## EXERCISE MATERIAL
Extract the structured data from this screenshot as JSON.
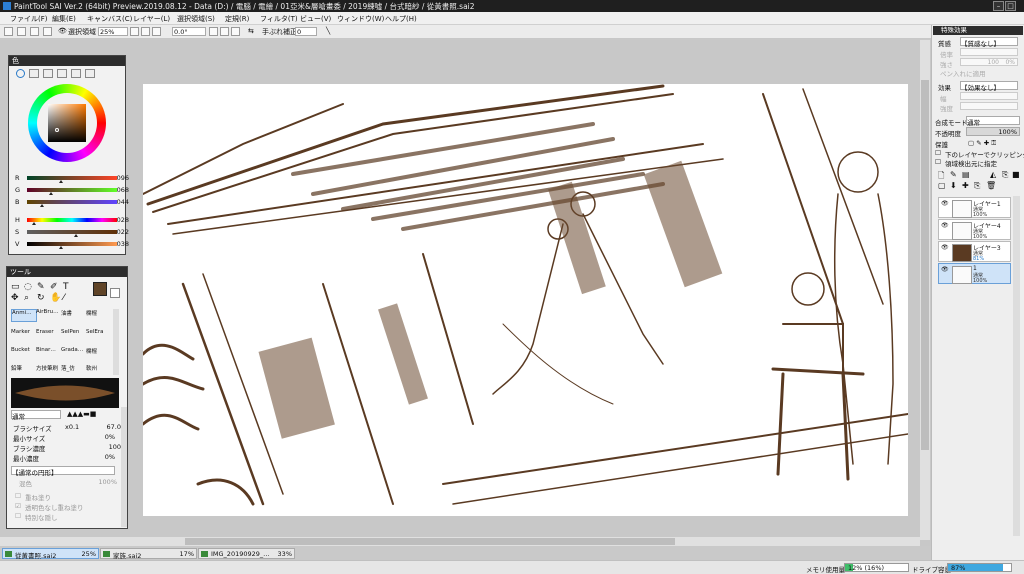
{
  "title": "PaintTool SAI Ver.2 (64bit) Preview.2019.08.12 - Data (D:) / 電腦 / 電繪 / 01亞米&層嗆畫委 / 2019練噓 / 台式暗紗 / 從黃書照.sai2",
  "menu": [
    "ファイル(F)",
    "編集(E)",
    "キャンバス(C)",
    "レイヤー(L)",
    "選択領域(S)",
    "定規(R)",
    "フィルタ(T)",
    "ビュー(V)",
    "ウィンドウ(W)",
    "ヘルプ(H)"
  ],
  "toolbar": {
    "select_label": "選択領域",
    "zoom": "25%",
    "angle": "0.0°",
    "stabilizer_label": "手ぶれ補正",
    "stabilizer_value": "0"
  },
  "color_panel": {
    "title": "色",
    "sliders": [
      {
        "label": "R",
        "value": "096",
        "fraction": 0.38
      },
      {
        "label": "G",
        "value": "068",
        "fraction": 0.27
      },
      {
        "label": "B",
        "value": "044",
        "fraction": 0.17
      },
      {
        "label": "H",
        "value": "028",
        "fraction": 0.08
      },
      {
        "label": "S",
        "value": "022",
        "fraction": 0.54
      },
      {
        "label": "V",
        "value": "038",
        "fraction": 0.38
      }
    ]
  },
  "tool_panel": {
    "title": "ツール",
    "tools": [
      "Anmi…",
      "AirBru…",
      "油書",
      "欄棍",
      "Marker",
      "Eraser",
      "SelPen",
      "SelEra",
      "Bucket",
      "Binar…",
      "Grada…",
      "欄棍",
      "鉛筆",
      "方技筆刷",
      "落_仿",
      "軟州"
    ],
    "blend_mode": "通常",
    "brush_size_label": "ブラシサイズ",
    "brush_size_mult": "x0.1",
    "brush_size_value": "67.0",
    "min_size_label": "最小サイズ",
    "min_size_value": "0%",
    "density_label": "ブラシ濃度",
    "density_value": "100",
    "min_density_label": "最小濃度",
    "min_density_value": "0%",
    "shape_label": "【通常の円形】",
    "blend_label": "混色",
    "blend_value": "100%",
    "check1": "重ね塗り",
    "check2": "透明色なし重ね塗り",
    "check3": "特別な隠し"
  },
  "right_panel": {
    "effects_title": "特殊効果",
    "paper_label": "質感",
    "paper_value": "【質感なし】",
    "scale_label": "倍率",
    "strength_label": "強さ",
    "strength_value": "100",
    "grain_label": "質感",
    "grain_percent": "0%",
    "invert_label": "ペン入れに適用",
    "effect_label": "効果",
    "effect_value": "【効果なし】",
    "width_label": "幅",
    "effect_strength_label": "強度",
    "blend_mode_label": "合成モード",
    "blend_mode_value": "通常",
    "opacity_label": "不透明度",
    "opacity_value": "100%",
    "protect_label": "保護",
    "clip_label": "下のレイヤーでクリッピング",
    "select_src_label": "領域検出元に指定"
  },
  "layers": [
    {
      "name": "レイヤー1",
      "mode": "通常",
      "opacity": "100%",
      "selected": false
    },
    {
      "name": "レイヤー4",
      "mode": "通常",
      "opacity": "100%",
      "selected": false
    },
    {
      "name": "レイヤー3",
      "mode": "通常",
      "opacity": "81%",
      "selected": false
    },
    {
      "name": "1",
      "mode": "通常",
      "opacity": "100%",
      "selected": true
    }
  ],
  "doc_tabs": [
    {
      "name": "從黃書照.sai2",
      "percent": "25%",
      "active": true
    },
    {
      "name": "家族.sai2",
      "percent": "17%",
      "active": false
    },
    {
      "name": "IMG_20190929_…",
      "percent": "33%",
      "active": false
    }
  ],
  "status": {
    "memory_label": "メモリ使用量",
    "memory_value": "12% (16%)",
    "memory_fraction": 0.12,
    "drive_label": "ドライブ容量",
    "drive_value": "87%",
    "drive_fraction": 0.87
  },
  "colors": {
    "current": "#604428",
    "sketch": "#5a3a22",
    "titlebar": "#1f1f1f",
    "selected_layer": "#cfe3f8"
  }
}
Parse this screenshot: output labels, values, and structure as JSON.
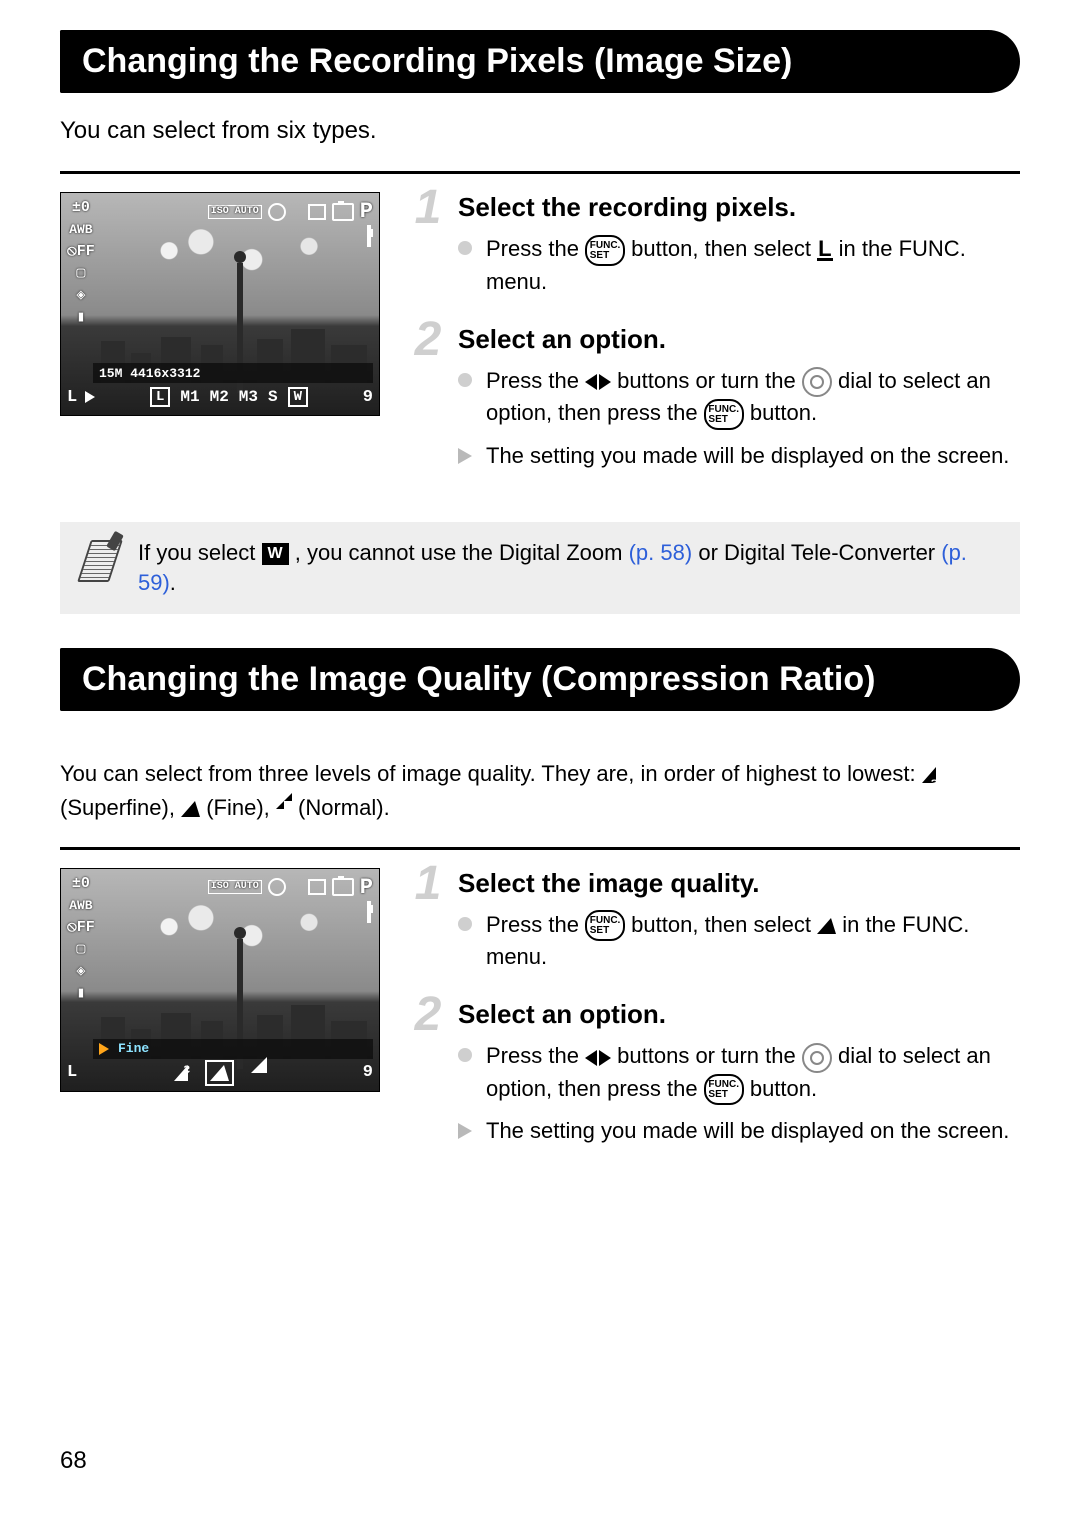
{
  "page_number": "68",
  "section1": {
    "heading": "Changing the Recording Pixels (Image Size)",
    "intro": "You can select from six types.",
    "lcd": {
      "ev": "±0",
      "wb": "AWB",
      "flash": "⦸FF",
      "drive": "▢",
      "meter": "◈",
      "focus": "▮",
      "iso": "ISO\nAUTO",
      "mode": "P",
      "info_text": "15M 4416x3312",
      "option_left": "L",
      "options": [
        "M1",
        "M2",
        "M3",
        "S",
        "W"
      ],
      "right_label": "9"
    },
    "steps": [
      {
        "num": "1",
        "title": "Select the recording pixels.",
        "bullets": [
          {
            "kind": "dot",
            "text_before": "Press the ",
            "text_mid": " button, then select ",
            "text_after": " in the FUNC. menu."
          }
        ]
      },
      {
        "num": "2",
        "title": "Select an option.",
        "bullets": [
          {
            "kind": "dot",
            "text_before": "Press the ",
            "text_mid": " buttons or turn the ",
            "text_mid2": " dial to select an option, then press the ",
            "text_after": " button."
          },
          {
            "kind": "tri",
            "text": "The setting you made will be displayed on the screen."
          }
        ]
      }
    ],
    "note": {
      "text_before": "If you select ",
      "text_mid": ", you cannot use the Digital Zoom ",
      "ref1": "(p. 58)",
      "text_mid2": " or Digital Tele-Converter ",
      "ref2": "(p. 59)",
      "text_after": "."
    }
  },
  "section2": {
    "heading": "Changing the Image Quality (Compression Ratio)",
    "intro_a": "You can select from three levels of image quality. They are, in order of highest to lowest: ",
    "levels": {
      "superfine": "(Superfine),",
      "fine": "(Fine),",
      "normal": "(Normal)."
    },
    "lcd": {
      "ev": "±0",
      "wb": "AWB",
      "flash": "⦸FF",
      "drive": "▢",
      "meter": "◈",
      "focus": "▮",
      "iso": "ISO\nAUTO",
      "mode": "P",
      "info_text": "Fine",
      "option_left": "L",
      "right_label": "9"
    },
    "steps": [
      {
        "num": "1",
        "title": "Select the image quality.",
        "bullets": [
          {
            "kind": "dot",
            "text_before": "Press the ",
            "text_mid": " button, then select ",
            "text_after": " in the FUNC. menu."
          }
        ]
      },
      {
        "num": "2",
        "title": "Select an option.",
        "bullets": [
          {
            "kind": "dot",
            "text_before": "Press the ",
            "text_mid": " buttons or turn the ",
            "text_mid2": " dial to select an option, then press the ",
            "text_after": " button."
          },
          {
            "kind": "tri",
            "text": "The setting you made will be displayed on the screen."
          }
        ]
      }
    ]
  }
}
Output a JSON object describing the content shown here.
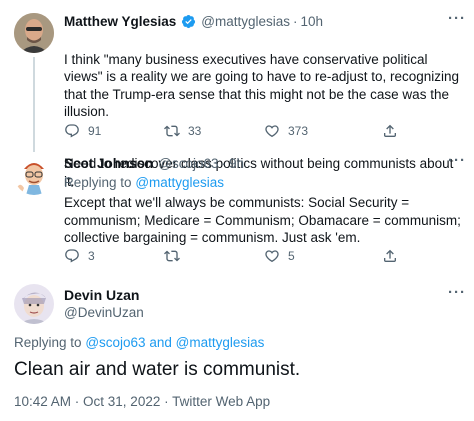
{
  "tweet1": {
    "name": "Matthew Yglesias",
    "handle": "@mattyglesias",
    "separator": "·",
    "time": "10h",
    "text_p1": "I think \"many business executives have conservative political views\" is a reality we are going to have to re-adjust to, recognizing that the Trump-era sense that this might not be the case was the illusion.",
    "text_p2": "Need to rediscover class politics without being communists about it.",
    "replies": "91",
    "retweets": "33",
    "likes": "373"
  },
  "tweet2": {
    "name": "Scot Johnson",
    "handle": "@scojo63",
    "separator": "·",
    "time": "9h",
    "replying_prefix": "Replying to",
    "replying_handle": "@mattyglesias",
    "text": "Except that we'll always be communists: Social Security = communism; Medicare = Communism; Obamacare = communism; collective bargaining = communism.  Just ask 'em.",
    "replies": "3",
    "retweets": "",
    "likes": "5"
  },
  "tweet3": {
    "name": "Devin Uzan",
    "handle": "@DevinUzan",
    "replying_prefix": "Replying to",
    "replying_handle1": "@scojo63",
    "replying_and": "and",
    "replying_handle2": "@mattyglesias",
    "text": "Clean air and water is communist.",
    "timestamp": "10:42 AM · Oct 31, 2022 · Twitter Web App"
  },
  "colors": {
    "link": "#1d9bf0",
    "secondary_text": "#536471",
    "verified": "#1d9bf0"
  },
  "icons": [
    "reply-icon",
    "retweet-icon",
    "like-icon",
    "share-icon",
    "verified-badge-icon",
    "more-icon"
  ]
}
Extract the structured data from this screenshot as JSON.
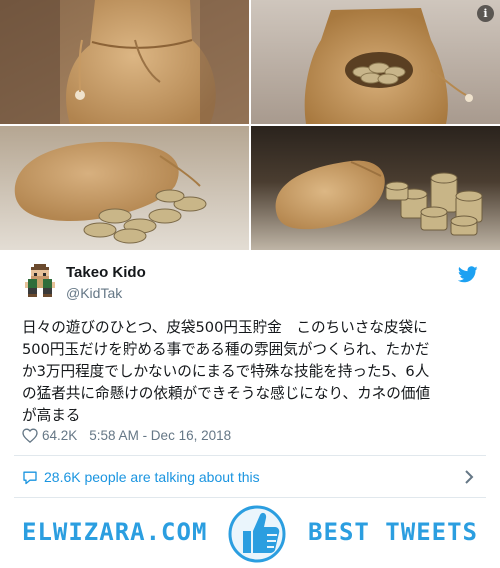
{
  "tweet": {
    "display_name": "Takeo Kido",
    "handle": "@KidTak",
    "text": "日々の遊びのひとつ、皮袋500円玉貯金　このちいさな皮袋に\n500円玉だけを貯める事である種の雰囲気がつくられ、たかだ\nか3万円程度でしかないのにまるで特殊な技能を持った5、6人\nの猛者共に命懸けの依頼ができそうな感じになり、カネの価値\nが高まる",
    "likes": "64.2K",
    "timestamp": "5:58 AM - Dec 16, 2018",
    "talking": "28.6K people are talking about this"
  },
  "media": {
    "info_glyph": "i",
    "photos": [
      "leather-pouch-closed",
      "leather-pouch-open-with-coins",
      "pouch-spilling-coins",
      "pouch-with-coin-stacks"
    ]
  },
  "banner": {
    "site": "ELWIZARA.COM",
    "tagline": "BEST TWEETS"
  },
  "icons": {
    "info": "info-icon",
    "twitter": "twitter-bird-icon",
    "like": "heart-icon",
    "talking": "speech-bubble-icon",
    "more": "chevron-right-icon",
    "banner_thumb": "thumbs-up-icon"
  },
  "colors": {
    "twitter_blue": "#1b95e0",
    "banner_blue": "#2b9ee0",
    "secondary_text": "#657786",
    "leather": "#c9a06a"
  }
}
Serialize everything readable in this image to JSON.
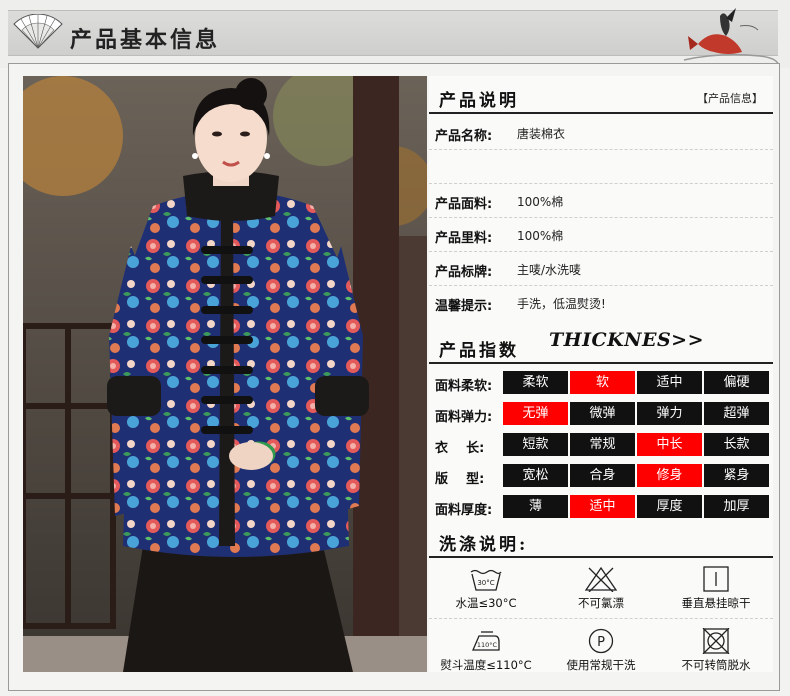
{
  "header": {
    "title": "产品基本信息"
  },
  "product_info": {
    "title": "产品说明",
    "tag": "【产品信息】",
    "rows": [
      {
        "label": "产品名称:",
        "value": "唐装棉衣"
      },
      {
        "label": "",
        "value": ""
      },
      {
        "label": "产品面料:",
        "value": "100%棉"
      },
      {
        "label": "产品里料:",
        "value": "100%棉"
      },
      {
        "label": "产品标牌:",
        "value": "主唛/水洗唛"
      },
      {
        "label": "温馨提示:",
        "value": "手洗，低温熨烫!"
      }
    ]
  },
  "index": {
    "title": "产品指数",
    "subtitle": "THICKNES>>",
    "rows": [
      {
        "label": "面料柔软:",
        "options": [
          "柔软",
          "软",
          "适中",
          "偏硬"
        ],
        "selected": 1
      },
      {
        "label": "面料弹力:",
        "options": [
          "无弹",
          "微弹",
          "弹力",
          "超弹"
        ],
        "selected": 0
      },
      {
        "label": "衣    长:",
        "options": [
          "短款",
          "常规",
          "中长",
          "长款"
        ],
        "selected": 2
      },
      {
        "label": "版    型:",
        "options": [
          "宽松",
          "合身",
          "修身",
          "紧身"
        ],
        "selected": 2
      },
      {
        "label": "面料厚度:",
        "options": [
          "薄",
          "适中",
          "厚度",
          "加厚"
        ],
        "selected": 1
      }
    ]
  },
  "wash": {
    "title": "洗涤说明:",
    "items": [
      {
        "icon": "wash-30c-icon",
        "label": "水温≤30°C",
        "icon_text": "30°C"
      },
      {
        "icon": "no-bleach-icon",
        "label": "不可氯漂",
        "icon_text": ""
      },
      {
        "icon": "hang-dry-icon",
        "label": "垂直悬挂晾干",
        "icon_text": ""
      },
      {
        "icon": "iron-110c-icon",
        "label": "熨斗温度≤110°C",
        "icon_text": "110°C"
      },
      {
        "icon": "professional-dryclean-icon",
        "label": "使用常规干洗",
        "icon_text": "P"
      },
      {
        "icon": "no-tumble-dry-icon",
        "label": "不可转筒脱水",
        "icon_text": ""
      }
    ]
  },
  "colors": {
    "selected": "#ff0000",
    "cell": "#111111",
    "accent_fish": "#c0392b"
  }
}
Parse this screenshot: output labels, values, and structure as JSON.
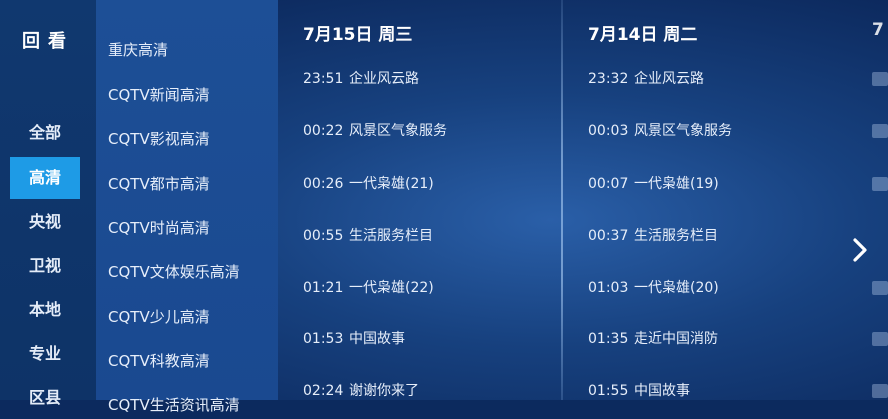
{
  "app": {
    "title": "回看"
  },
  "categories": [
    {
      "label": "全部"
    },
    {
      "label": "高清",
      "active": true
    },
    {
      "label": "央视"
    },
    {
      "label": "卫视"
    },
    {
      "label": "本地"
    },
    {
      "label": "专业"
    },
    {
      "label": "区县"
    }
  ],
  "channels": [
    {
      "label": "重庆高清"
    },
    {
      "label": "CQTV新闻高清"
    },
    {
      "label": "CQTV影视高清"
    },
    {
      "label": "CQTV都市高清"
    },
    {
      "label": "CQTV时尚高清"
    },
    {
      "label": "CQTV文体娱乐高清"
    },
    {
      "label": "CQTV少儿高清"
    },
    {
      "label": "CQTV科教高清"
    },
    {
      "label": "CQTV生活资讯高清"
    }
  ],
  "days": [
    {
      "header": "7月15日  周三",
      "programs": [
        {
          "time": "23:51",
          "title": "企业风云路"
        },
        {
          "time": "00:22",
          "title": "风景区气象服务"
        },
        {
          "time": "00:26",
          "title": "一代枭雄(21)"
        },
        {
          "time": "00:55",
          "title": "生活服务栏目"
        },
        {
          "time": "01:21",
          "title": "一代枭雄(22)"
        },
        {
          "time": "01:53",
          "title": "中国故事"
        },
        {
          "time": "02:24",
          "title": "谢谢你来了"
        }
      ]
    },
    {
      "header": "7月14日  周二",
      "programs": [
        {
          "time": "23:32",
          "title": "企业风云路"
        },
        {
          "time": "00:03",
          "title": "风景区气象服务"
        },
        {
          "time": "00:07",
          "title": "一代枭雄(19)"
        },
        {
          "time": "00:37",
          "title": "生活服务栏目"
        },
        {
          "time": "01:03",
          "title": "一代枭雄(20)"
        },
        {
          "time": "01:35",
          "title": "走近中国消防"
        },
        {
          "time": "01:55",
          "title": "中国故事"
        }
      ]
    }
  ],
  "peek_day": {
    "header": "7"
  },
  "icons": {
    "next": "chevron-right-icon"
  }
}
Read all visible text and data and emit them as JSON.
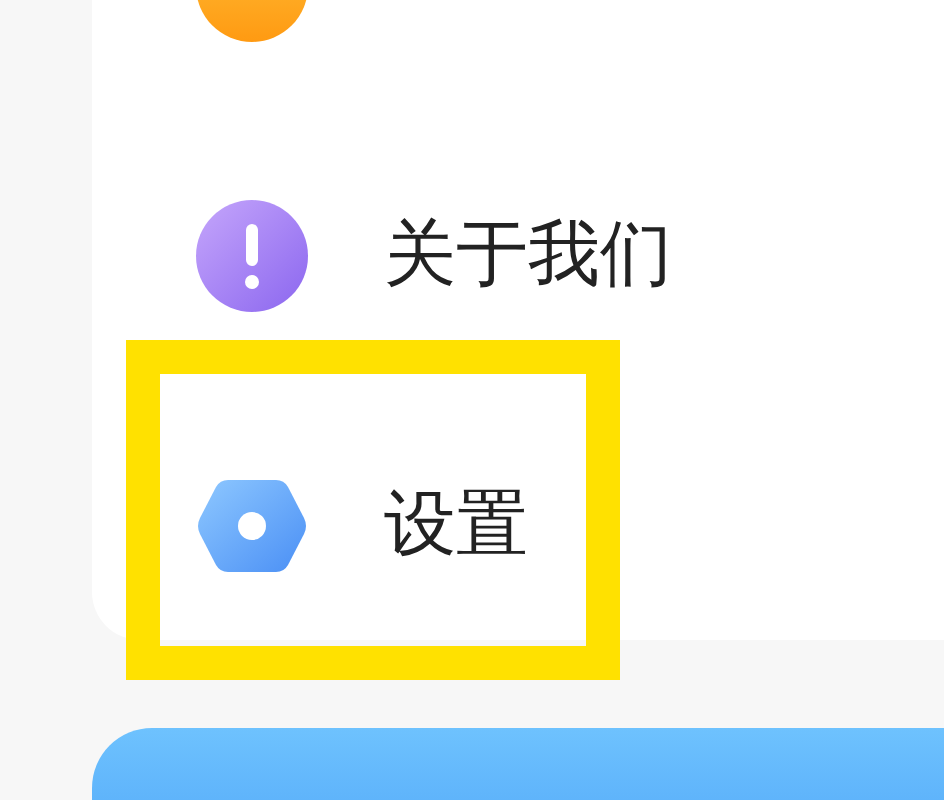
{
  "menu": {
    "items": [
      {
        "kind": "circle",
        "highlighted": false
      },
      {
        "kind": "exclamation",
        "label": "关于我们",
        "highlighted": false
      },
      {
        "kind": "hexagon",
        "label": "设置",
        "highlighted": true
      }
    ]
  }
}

## THE REQUEST
Read the entries and show each line that mentions "coins".

## WRITTEN SOLUTION
      "leather-pouch-open-with-coins",
      "pouch-spilling-coins",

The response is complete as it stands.